- [EXERCISE DETAILS]
Find the word "éclore" in the data. Return every line where it appears.

* START *

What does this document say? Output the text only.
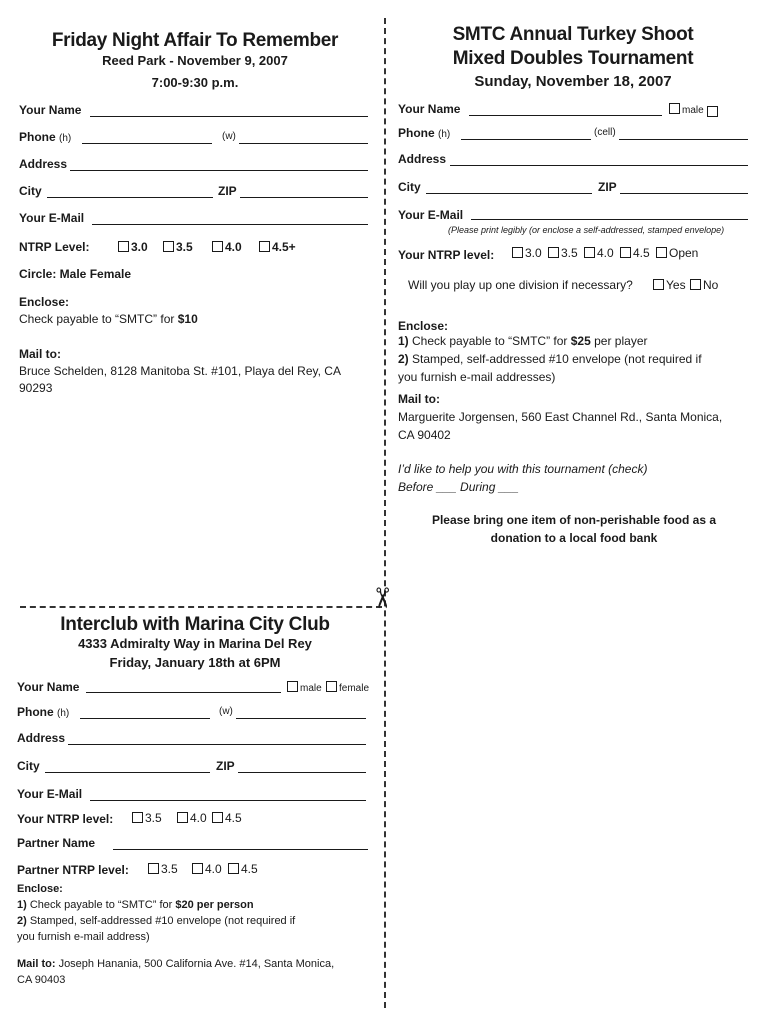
✂
Friday Night Affair To Remember
Reed Park - November 9, 2007
7:00-9:30 p.m.
Your Name
Phone (h)	(w)
Address
City	ZIP
Your E-Mail
NTRP Level:	3.0	3.5	4.0	4.5+
Circle: Male Female
Enclose:
Check payable to “SMTC” for $10
Mail to:
Bruce Schelden, 8128 Manitoba St. #101, Playa del Rey, CA
90293
SMTC Annual Turkey Shoot
Mixed Doubles Tournament
Sunday, November 18, 2007
Your Name	male
Phone (h)	(cell)
Address
City	ZIP
Your E-Mail
(Please print legibly (or enclose a self-addressed, stamped envelope)
Your NTRP level:	3.0	3.5	4.0	4.5	Open
Will you play up one division if necessary?	Yes	No
Enclose:
1) Check payable to “SMTC” for $25 per player
2) Stamped, self-addressed #10 envelope (not required if
you furnish e-mail addresses)
Mail to:
Marguerite Jorgensen, 560 East Channel Rd., Santa Monica,
CA 90402
I’d like to help you with this tournament (check)
Before ___ During ___
Please bring one item of non-perishable food as a
donation to a local food bank
Interclub with Marina City Club
4333 Admiralty Way in Marina Del Rey
Friday, January 18th at 6PM
Your Name	male	female
Phone (h)	(w)
Address
City	ZIP
Your E-Mail
Your NTRP level:	3.5	4.0	4.5
Partner Name
Partner NTRP level:	3.5	4.0	4.5
Enclose:
1) Check payable to “SMTC” for $20 per person
2) Stamped, self-addressed #10 envelope (not required if
you furnish e-mail address)
Mail to: Joseph Hanania, 500 California Ave. #14, Santa Monica,
CA 90403
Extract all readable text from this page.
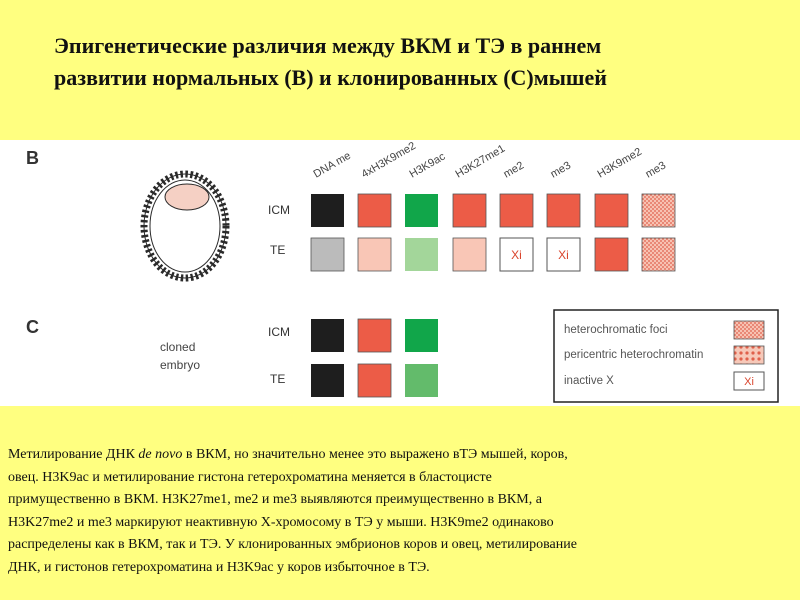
Эпигенетические различия между ВКМ и ТЭ в раннем
развитии нормальных (В) и клонированных (С)мышей
B
C
cloned
embryo
ICM
TE
ICM
TE
DNA me 4xH3K9me2
H3K9ac H3K27me1
me2 me3 H3K9me2 me3
Xi	Xi
heterochromatic foci
pericentric heterochromatin
inactive X	Xi

Метилирование ДНК de novo в ВКМ, но значительно менее это выражено вТЭ мышей, коров,
овец. H3K9ac и метилирование гистона гетерохроматина меняется в бластоцисте
примущественно в ВКМ. H3K27me1, me2 и me3 выявляются преимущественно в ВКМ, а
H3K27me2 и me3 маркируют неактивную X-хромосому в ТЭ у мыши. H3K9me2 одинаково
распределены как в ВКМ, так и ТЭ. У клонированных эмбрионов коров и овец, метилирование
ДНК, и гистонов гетерохроматина и H3K9ac у коров избыточное в ТЭ.
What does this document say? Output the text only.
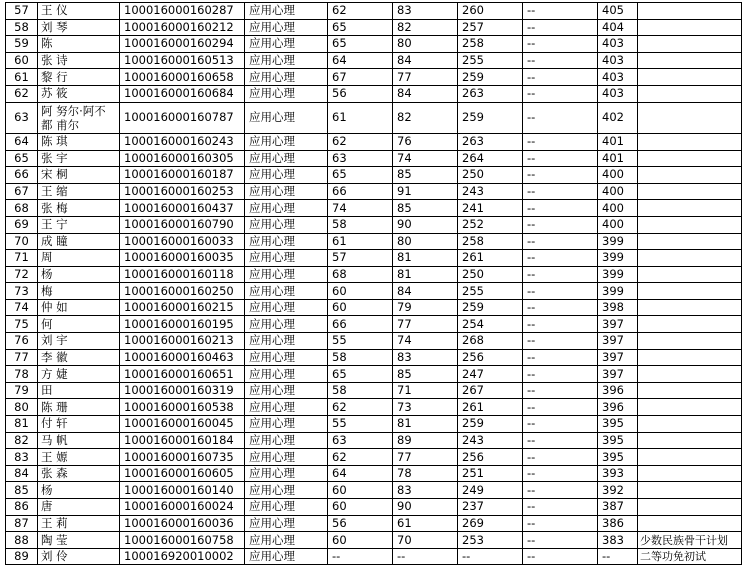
57	王 仪	100016000160287	应用心理	62	83	260	--	405	
58	刘 琴	100016000160212	应用心理	65	82	257	--	404	
59	陈	100016000160294	应用心理	65	80	258	--	403	
60	张 诗	100016000160513	应用心理	64	84	255	--	403	
61	黎 行	100016000160658	应用心理	67	77	259	--	403	
62	苏 筱	100016000160684	应用心理	56	84	263	--	403	
63	阿 努尔·阿不都 甫尔	100016000160787	应用心理	61	82	259	--	402	
64	陈 琪	100016000160243	应用心理	62	76	263	--	401	
65	张 宇	100016000160305	应用心理	63	74	264	--	401	
66	宋 桐	100016000160187	应用心理	65	85	250	--	400	
67	王 缩	100016000160253	应用心理	66	91	243	--	400	
68	张 梅	100016000160437	应用心理	74	85	241	--	400	
69	王 宁	100016000160790	应用心理	58	90	252	--	400	
70	成 瞳	100016000160033	应用心理	61	80	258	--	399	
71	周	100016000160035	应用心理	57	81	261	--	399	
72	杨	100016000160118	应用心理	68	81	250	--	399	
73	梅	100016000160250	应用心理	60	84	255	--	399	
74	仲 如	100016000160215	应用心理	60	79	259	--	398	
75	何	100016000160195	应用心理	66	77	254	--	397	
76	刘 宇	100016000160213	应用心理	55	74	268	--	397	
77	李 徽	100016000160463	应用心理	58	83	256	--	397	
78	方 婕	100016000160651	应用心理	65	85	247	--	397	
79	田	100016000160319	应用心理	58	71	267	--	396	
80	陈 珊	100016000160538	应用心理	62	73	261	--	396	
81	付 轩	100016000160045	应用心理	55	81	259	--	395	
82	马 帆	100016000160184	应用心理	63	89	243	--	395	
83	王 嫄	100016000160735	应用心理	62	77	256	--	395	
84	张 森	100016000160605	应用心理	64	78	251	--	393	
85	杨	100016000160140	应用心理	60	83	249	--	392	
86	唐	100016000160024	应用心理	60	90	237	--	387	
87	王 莉	100016000160036	应用心理	56	61	269	--	386	
88	陶 莹	100016000160758	应用心理	60	70	253	--	383	少数民族骨干计划
89	刘 伶	100016920010002	应用心理	--	--	--	--	--	二等功免初试
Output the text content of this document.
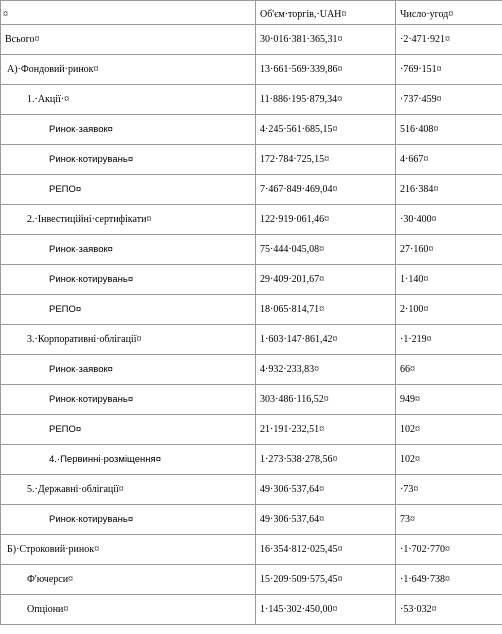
¤	Об'єм·торгів,·UAH¤	Число·угод¤
Всього¤	30·016·381·365,31¤	·2·471·921¤
А)·Фондовий·ринок¤	13·661·569·339,86¤	·769·151¤
1.·Акції·¤	11·886·195·879,34¤	·737·459¤
Ринок·заявок¤	4·245·561·685,15¤	516·408¤
Ринок·котирувань¤	172·784·725,15¤	4·667¤
РЕПО¤	7·467·849·469,04¤	216·384¤
2.·Інвестиційні·сертифікати¤	122·919·061,46¤	·30·400¤
Ринок·заявок¤	75·444·045,08¤	27·160¤
Ринок·котирувань¤	29·409·201,67¤	1·140¤
РЕПО¤	18·065·814,71¤	2·100¤
3.·Корпоративні·облігації¤	1·603·147·861,42¤	·1·219¤
Ринок·заявок¤	4·932·233,83¤	66¤
Ринок·котирувань¤	303·486·116,52¤	949¤
РЕПО¤	21·191·232,51¤	102¤
4.·Первинні·розміщення¤	1·273·538·278,56¤	102¤
5.·Державні·облігації¤	49·306·537,64¤	·73¤
Ринок·котирувань¤	49·306·537,64¤	73¤
Б)·Строковий·ринок¤	16·354·812·025,45¤	·1·702·770¤
Ф'ючерси¤	15·209·509·575,45¤	·1·649·738¤
Опціони¤	1·145·302·450,00¤	·53·032¤
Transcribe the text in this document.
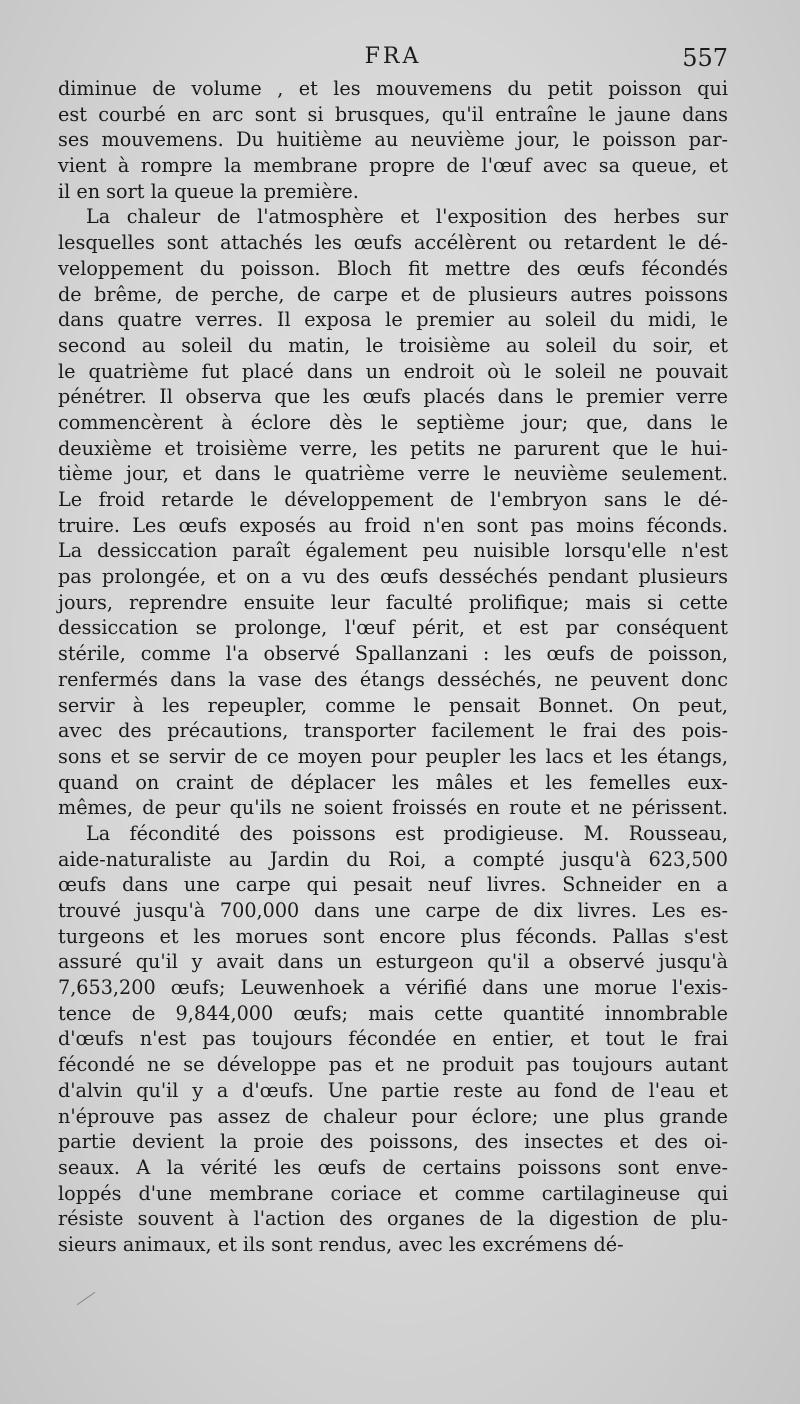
FRA	557
diminue de volume , et les mouvemens du petit poisson qui
est courbé en arc sont si brusques, qu'il entraîne le jaune dans
ses mouvemens. Du huitième au neuvième jour, le poisson par-
vient à rompre la membrane propre de l'œuf avec sa queue, et
il en sort la queue la première.
La chaleur de l'atmosphère et l'exposition des herbes sur
lesquelles sont attachés les œufs accélèrent ou retardent le dé-
veloppement du poisson. Bloch fit mettre des œufs fécondés
de brême, de perche, de carpe et de plusieurs autres poissons
dans quatre verres. Il exposa le premier au soleil du midi, le
second au soleil du matin, le troisième au soleil du soir, et
le quatrième fut placé dans un endroit où le soleil ne pouvait
pénétrer. Il observa que les œufs placés dans le premier verre
commencèrent à éclore dès le septième jour; que, dans le
deuxième et troisième verre, les petits ne parurent que le hui-
tième jour, et dans le quatrième verre le neuvième seulement.
Le froid retarde le développement de l'embryon sans le dé-
truire. Les œufs exposés au froid n'en sont pas moins féconds.
La dessiccation paraît également peu nuisible lorsqu'elle n'est
pas prolongée, et on a vu des œufs desséchés pendant plusieurs
jours, reprendre ensuite leur faculté prolifique; mais si cette
dessiccation se prolonge, l'œuf périt, et est par conséquent
stérile, comme l'a observé Spallanzani : les œufs de poisson,
renfermés dans la vase des étangs desséchés, ne peuvent donc
servir à les repeupler, comme le pensait Bonnet. On peut,
avec des précautions, transporter facilement le frai des pois-
sons et se servir de ce moyen pour peupler les lacs et les étangs,
quand on craint de déplacer les mâles et les femelles eux-
mêmes, de peur qu'ils ne soient froissés en route et ne périssent.
La fécondité des poissons est prodigieuse. M. Rousseau,
aide-naturaliste au Jardin du Roi, a compté jusqu'à 623,500
œufs dans une carpe qui pesait neuf livres. Schneider en a
trouvé jusqu'à 700,000 dans une carpe de dix livres. Les es-
turgeons et les morues sont encore plus féconds. Pallas s'est
assuré qu'il y avait dans un esturgeon qu'il a observé jusqu'à
7,653,200 œufs; Leuwenhoek a vérifié dans une morue l'exis-
tence de 9,844,000 œufs; mais cette quantité innombrable
d'œufs n'est pas toujours fécondée en entier, et tout le frai
fécondé ne se développe pas et ne produit pas toujours autant
d'alvin qu'il y a d'œufs. Une partie reste au fond de l'eau et
n'éprouve pas assez de chaleur pour éclore; une plus grande
partie devient la proie des poissons, des insectes et des oi-
seaux. A la vérité les œufs de certains poissons sont enve-
loppés d'une membrane coriace et comme cartilagineuse qui
résiste souvent à l'action des organes de la digestion de plu-
sieurs animaux, et ils sont rendus, avec les excrémens dé-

* END *

- [FULL ANSWER]
commencèrent à éclore dès le septième jour; que, dans le
n'éprouve pas assez de chaleur pour éclore; une plus grande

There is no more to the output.